* **DIRECTIONS**: When a line of the entries below contains "Georgette", it counts once; state how many such lines there are and nothing else.

[Items from a document page collection]
::::::::::

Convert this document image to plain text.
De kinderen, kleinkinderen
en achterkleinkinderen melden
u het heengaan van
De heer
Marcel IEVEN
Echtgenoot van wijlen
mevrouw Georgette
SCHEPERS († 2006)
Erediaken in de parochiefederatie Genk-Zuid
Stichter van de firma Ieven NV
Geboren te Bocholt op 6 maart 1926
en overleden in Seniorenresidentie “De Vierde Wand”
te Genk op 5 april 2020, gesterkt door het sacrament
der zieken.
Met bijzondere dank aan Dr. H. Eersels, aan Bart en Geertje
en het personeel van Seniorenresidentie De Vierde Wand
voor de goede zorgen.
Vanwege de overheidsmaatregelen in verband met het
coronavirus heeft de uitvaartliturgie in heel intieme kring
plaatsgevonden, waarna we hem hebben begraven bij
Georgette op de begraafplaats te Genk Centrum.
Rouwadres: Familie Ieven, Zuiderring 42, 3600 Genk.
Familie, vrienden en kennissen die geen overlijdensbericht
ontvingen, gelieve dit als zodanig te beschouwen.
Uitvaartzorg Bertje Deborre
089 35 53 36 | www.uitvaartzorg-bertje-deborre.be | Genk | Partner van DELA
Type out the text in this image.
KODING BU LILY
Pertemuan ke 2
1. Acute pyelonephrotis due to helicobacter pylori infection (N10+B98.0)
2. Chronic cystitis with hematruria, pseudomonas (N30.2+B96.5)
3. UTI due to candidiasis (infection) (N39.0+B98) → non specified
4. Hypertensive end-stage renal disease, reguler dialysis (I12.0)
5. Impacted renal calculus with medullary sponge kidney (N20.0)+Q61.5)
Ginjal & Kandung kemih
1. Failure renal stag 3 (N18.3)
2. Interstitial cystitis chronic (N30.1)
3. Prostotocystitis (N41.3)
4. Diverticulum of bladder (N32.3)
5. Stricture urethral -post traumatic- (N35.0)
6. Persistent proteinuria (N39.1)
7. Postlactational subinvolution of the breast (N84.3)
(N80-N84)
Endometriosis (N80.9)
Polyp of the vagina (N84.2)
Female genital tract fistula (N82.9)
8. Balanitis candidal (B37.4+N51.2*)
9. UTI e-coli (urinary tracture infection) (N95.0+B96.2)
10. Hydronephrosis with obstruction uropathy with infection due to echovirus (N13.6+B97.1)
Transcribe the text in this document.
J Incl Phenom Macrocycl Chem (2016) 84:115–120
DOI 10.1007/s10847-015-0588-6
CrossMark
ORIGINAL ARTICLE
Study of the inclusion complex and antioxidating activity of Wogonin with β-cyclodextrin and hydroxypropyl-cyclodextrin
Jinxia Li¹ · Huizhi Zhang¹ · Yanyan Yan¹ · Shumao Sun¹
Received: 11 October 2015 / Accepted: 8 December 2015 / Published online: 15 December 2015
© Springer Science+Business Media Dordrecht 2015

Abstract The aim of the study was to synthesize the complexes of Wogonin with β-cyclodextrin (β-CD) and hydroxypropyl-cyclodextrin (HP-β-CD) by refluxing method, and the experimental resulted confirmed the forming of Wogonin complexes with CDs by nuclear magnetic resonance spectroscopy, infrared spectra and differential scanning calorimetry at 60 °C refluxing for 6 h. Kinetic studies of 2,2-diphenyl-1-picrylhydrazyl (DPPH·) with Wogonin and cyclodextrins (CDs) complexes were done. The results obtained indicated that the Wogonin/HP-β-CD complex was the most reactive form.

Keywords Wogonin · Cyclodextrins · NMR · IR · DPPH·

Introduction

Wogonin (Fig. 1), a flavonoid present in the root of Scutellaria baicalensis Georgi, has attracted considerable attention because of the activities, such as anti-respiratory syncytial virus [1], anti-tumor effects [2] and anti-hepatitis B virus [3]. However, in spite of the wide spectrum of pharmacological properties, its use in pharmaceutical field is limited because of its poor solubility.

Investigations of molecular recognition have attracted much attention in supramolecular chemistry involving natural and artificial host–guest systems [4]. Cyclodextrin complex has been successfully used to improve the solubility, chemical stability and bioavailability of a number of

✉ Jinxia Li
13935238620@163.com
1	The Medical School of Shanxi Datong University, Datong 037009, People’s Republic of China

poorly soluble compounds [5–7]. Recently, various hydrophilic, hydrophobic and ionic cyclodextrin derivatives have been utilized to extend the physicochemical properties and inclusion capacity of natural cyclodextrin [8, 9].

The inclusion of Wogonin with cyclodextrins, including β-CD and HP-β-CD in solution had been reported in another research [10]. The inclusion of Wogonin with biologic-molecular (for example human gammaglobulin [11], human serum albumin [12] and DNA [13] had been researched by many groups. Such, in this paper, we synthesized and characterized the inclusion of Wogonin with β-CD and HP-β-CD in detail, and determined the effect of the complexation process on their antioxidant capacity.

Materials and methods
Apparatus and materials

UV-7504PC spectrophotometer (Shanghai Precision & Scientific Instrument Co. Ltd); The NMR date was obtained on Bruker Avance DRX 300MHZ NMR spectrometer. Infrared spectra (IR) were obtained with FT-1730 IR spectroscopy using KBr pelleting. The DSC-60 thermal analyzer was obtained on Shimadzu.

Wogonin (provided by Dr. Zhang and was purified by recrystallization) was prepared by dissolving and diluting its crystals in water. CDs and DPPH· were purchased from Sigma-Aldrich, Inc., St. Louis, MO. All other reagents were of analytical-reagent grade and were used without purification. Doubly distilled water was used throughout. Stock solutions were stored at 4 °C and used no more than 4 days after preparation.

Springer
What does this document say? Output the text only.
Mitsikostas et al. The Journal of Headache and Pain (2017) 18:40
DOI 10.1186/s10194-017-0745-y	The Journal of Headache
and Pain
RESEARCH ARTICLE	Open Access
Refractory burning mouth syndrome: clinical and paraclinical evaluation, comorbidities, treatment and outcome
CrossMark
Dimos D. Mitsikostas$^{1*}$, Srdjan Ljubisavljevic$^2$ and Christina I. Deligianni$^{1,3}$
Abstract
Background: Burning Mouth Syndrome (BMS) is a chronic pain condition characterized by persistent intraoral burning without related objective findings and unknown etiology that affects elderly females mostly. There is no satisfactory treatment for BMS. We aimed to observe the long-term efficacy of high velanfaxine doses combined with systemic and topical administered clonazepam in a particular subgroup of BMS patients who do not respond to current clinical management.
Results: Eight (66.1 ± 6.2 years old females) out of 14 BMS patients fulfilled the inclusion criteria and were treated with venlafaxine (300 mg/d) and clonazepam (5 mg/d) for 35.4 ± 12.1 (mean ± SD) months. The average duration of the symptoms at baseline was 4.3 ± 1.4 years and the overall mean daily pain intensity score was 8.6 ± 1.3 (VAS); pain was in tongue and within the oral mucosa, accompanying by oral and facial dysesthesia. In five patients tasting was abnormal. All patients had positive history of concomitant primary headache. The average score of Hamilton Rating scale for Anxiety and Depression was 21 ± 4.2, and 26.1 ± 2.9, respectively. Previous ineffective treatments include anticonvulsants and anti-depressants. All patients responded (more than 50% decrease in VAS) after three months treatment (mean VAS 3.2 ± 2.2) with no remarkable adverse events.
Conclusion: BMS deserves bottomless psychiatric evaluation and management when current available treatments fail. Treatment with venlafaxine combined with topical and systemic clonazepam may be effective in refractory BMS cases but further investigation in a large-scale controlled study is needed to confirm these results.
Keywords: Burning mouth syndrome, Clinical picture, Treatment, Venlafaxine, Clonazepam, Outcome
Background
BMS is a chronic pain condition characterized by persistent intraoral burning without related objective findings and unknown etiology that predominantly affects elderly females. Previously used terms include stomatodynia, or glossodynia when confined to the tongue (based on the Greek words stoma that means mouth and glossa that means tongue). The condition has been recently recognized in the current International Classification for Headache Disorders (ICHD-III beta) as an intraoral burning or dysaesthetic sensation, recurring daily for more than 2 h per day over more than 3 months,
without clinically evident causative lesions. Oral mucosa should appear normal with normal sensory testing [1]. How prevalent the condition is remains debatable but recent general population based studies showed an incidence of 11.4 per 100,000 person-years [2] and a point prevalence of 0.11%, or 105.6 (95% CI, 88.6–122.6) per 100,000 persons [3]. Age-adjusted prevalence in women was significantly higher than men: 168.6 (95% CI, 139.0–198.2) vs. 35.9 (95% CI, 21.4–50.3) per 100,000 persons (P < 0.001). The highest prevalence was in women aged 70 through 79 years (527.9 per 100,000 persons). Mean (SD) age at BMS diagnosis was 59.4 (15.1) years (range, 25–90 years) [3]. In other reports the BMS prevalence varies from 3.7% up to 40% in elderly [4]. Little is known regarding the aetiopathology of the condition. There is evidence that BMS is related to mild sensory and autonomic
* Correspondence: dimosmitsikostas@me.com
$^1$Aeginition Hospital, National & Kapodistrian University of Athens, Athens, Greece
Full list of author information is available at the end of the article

::::::::::

* **OUTPUT OF THE EXERCISE**: 2